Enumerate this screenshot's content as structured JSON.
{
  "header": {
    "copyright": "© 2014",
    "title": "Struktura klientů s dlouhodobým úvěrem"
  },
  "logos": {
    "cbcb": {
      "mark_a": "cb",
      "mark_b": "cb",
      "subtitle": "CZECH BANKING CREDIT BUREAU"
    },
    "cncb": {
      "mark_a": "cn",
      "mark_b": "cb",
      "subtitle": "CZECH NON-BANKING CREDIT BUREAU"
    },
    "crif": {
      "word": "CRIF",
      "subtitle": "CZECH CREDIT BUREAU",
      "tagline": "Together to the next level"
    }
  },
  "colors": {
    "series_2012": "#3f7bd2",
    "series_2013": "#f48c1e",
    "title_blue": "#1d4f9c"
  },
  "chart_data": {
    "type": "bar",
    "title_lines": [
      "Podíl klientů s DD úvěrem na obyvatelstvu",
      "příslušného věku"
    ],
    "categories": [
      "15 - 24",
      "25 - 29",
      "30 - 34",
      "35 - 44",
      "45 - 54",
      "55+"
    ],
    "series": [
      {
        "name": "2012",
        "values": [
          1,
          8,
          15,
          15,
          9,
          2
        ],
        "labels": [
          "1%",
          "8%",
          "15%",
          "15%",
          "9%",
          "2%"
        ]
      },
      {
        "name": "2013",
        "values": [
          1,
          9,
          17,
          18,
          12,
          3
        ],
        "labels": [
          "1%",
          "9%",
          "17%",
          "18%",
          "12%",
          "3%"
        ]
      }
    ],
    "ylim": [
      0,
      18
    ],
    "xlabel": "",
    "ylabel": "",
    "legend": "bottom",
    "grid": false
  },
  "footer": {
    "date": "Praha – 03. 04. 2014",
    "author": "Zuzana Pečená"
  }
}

################

## What to do
Output all of the data above without any alteration.

## Result for this task
Enumerate this screenshot's content as structured JSON.
{
  "header": {
    "copyright": "© 2014",
    "title": "Struktura klientů s dlouhodobým úvěrem"
  },
  "logos": {
    "cbcb": {
      "mark_a": "cb",
      "mark_b": "cb",
      "subtitle": "CZECH BANKING CREDIT BUREAU"
    },
    "cncb": {
      "mark_a": "cn",
      "mark_b": "cb",
      "subtitle": "CZECH NON-BANKING CREDIT BUREAU"
    },
    "crif": {
      "word": "CRIF",
      "subtitle": "CZECH CREDIT BUREAU",
      "tagline": "Together to the next level"
    }
  },
  "colors": {
    "series_2012": "#3f7bd2",
    "series_2013": "#f48c1e",
    "title_blue": "#1d4f9c"
  },
  "chart_data": {
    "type": "bar",
    "title_lines": [
      "Podíl klientů s DD úvěrem na obyvatelstvu",
      "příslušného věku"
    ],
    "categories": [
      "15 - 24",
      "25 - 29",
      "30 - 34",
      "35 - 44",
      "45 - 54",
      "55+"
    ],
    "series": [
      {
        "name": "2012",
        "values": [
          1,
          8,
          15,
          15,
          9,
          2
        ],
        "labels": [
          "1%",
          "8%",
          "15%",
          "15%",
          "9%",
          "2%"
        ]
      },
      {
        "name": "2013",
        "values": [
          1,
          9,
          17,
          18,
          12,
          3
        ],
        "labels": [
          "1%",
          "9%",
          "17%",
          "18%",
          "12%",
          "3%"
        ]
      }
    ],
    "ylim": [
      0,
      18
    ],
    "xlabel": "",
    "ylabel": "",
    "legend": "bottom",
    "grid": false
  },
  "footer": {
    "date": "Praha – 03. 04. 2014",
    "author": "Zuzana Pečená"
  }
}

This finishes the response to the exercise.